## WHAT YOU WILL DO
Rewrite the records below with every "day-cell-weekend" replaced by "weekend-cell", leaving everything else unchanged.

## SOURCE DATA
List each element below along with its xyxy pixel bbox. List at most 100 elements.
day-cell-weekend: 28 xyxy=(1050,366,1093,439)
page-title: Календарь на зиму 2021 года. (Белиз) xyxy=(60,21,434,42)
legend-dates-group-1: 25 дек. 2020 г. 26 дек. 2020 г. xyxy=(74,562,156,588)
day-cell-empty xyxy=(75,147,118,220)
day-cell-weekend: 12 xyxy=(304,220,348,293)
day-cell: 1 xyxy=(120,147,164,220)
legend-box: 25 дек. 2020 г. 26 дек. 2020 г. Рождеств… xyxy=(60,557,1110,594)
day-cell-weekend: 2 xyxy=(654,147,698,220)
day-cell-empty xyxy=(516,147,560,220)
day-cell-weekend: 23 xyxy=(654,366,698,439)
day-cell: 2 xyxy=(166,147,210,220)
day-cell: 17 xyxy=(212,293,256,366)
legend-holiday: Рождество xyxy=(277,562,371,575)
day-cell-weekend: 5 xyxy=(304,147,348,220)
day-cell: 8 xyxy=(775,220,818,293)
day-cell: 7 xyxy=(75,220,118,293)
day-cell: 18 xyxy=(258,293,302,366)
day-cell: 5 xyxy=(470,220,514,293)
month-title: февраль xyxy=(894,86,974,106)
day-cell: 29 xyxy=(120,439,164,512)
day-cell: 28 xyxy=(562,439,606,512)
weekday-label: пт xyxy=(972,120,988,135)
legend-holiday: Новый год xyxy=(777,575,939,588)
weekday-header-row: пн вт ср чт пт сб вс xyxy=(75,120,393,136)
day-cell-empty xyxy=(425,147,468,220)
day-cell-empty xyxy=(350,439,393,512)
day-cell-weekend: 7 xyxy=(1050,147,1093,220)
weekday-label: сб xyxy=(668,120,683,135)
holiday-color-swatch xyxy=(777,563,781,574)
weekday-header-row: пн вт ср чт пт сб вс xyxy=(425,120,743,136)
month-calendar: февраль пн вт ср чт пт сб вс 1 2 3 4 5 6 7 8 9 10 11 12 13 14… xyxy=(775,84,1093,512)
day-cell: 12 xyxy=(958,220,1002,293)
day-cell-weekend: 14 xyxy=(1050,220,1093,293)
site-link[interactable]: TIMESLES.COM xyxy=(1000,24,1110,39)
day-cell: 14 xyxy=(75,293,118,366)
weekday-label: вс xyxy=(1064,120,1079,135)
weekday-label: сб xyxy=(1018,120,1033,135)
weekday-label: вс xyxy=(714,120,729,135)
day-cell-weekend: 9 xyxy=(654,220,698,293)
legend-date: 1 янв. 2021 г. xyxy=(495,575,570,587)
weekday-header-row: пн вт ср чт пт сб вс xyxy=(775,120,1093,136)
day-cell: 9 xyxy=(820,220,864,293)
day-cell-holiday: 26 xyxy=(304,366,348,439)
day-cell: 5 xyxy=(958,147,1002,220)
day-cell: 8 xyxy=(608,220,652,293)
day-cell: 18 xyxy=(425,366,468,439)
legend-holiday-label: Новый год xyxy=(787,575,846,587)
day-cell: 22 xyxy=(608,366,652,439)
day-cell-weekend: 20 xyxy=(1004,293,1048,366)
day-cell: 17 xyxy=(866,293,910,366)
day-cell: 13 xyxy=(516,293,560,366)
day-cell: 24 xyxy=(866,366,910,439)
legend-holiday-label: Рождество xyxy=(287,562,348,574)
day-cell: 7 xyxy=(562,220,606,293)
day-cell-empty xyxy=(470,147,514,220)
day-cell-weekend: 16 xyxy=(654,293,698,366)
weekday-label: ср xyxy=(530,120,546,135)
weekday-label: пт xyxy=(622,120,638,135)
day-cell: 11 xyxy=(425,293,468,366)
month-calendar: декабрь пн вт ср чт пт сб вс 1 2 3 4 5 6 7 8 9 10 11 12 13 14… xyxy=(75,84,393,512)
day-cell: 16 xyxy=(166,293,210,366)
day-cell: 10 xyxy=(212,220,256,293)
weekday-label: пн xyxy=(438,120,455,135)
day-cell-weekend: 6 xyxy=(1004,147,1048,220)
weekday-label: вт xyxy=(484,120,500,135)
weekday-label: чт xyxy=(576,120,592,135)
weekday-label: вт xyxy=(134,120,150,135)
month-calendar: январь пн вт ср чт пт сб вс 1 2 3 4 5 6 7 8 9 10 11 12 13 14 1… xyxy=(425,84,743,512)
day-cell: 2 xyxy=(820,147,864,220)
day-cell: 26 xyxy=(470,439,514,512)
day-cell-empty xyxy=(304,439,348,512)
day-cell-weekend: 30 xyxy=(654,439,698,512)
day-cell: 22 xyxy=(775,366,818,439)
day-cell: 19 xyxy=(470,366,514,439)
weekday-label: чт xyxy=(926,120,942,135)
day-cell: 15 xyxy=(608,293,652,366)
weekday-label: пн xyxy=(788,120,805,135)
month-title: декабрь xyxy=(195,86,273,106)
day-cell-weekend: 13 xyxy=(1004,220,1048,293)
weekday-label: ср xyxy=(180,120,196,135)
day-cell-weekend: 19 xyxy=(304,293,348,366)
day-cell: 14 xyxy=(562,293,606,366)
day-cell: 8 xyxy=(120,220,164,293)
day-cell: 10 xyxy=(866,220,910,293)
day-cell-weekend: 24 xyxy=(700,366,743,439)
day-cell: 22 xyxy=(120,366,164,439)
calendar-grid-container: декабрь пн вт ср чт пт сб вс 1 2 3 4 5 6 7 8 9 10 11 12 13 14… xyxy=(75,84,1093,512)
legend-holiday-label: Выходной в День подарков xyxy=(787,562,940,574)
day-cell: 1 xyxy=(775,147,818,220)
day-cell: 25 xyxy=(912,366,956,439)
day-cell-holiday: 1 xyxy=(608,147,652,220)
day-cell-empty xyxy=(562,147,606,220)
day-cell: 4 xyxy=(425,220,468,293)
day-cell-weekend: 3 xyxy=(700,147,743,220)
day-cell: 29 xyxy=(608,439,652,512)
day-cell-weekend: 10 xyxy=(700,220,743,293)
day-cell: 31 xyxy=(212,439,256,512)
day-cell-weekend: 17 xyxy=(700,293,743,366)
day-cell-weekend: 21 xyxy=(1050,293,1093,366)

## IN RESPONSE
List each element below along with its xyxy pixel bbox. List at most 100 elements.
weekend-cell: 28 xyxy=(1050,366,1093,439)
page-title: Календарь на зиму 2021 года. (Белиз) xyxy=(60,21,434,42)
legend-dates-group-1: 25 дек. 2020 г. 26 дек. 2020 г. xyxy=(74,562,156,588)
day-cell-empty xyxy=(75,147,118,220)
weekend-cell: 12 xyxy=(304,220,348,293)
day-cell: 1 xyxy=(120,147,164,220)
legend-box: 25 дек. 2020 г. 26 дек. 2020 г. Рождеств… xyxy=(60,557,1110,594)
weekend-cell: 2 xyxy=(654,147,698,220)
day-cell-empty xyxy=(516,147,560,220)
weekend-cell: 23 xyxy=(654,366,698,439)
day-cell: 2 xyxy=(166,147,210,220)
day-cell: 17 xyxy=(212,293,256,366)
legend-holiday: Рождество xyxy=(277,562,371,575)
weekend-cell: 5 xyxy=(304,147,348,220)
day-cell: 8 xyxy=(775,220,818,293)
day-cell: 7 xyxy=(75,220,118,293)
day-cell: 18 xyxy=(258,293,302,366)
day-cell: 5 xyxy=(470,220,514,293)
month-title: февраль xyxy=(894,86,974,106)
day-cell: 29 xyxy=(120,439,164,512)
day-cell: 28 xyxy=(562,439,606,512)
weekday-label: пт xyxy=(972,120,988,135)
legend-holiday: Новый год xyxy=(777,575,939,588)
weekday-header-row: пн вт ср чт пт сб вс xyxy=(75,120,393,136)
day-cell-empty xyxy=(425,147,468,220)
day-cell-empty xyxy=(350,439,393,512)
weekend-cell: 7 xyxy=(1050,147,1093,220)
weekday-label: сб xyxy=(668,120,683,135)
holiday-color-swatch xyxy=(777,563,781,574)
weekday-header-row: пн вт ср чт пт сб вс xyxy=(425,120,743,136)
month-calendar: февраль пн вт ср чт пт сб вс 1 2 3 4 5 6 7 8 9 10 11 12 13 14… xyxy=(775,84,1093,512)
day-cell: 12 xyxy=(958,220,1002,293)
weekend-cell: 14 xyxy=(1050,220,1093,293)
site-link[interactable]: TIMESLES.COM xyxy=(1000,24,1110,39)
day-cell: 14 xyxy=(75,293,118,366)
weekday-label: вс xyxy=(1064,120,1079,135)
weekday-label: сб xyxy=(1018,120,1033,135)
weekday-label: вс xyxy=(714,120,729,135)
weekend-cell: 9 xyxy=(654,220,698,293)
legend-date: 1 янв. 2021 г. xyxy=(495,575,570,587)
weekday-header-row: пн вт ср чт пт сб вс xyxy=(775,120,1093,136)
day-cell: 9 xyxy=(820,220,864,293)
day-cell-holiday: 26 xyxy=(304,366,348,439)
day-cell: 5 xyxy=(958,147,1002,220)
day-cell: 8 xyxy=(608,220,652,293)
day-cell: 18 xyxy=(425,366,468,439)
legend-holiday-label: Новый год xyxy=(787,575,846,587)
day-cell: 22 xyxy=(608,366,652,439)
weekend-cell: 20 xyxy=(1004,293,1048,366)
day-cell: 17 xyxy=(866,293,910,366)
day-cell: 13 xyxy=(516,293,560,366)
day-cell: 24 xyxy=(866,366,910,439)
legend-holiday-label: Рождество xyxy=(287,562,348,574)
day-cell: 7 xyxy=(562,220,606,293)
day-cell-empty xyxy=(470,147,514,220)
weekend-cell: 16 xyxy=(654,293,698,366)
weekday-label: ср xyxy=(530,120,546,135)
weekday-label: пт xyxy=(622,120,638,135)
day-cell: 11 xyxy=(425,293,468,366)
month-calendar: декабрь пн вт ср чт пт сб вс 1 2 3 4 5 6 7 8 9 10 11 12 13 14… xyxy=(75,84,393,512)
day-cell: 16 xyxy=(166,293,210,366)
day-cell: 10 xyxy=(212,220,256,293)
weekday-label: пн xyxy=(438,120,455,135)
weekend-cell: 6 xyxy=(1004,147,1048,220)
weekday-label: вт xyxy=(484,120,500,135)
weekday-label: чт xyxy=(576,120,592,135)
weekday-label: вт xyxy=(134,120,150,135)
month-calendar: январь пн вт ср чт пт сб вс 1 2 3 4 5 6 7 8 9 10 11 12 13 14 1… xyxy=(425,84,743,512)
day-cell: 2 xyxy=(820,147,864,220)
day-cell: 26 xyxy=(470,439,514,512)
day-cell-empty xyxy=(304,439,348,512)
weekend-cell: 30 xyxy=(654,439,698,512)
day-cell: 22 xyxy=(775,366,818,439)
day-cell: 19 xyxy=(470,366,514,439)
weekday-label: чт xyxy=(926,120,942,135)
day-cell: 15 xyxy=(608,293,652,366)
weekday-label: пн xyxy=(788,120,805,135)
month-title: декабрь xyxy=(195,86,273,106)
weekend-cell: 13 xyxy=(1004,220,1048,293)
weekday-label: ср xyxy=(180,120,196,135)
weekend-cell: 19 xyxy=(304,293,348,366)
day-cell: 14 xyxy=(562,293,606,366)
day-cell: 8 xyxy=(120,220,164,293)
day-cell: 10 xyxy=(866,220,910,293)
weekend-cell: 24 xyxy=(700,366,743,439)
day-cell: 22 xyxy=(120,366,164,439)
calendar-grid-container: декабрь пн вт ср чт пт сб вс 1 2 3 4 5 6 7 8 9 10 11 12 13 14… xyxy=(75,84,1093,512)
legend-holiday-label: Выходной в День подарков xyxy=(787,562,940,574)
day-cell: 1 xyxy=(775,147,818,220)
day-cell: 25 xyxy=(912,366,956,439)
day-cell-holiday: 1 xyxy=(608,147,652,220)
day-cell-empty xyxy=(562,147,606,220)
day-cell: 4 xyxy=(425,220,468,293)
weekend-cell: 3 xyxy=(700,147,743,220)
day-cell: 29 xyxy=(608,439,652,512)
weekend-cell: 10 xyxy=(700,220,743,293)
day-cell: 31 xyxy=(212,439,256,512)
weekend-cell: 17 xyxy=(700,293,743,366)
weekend-cell: 21 xyxy=(1050,293,1093,366)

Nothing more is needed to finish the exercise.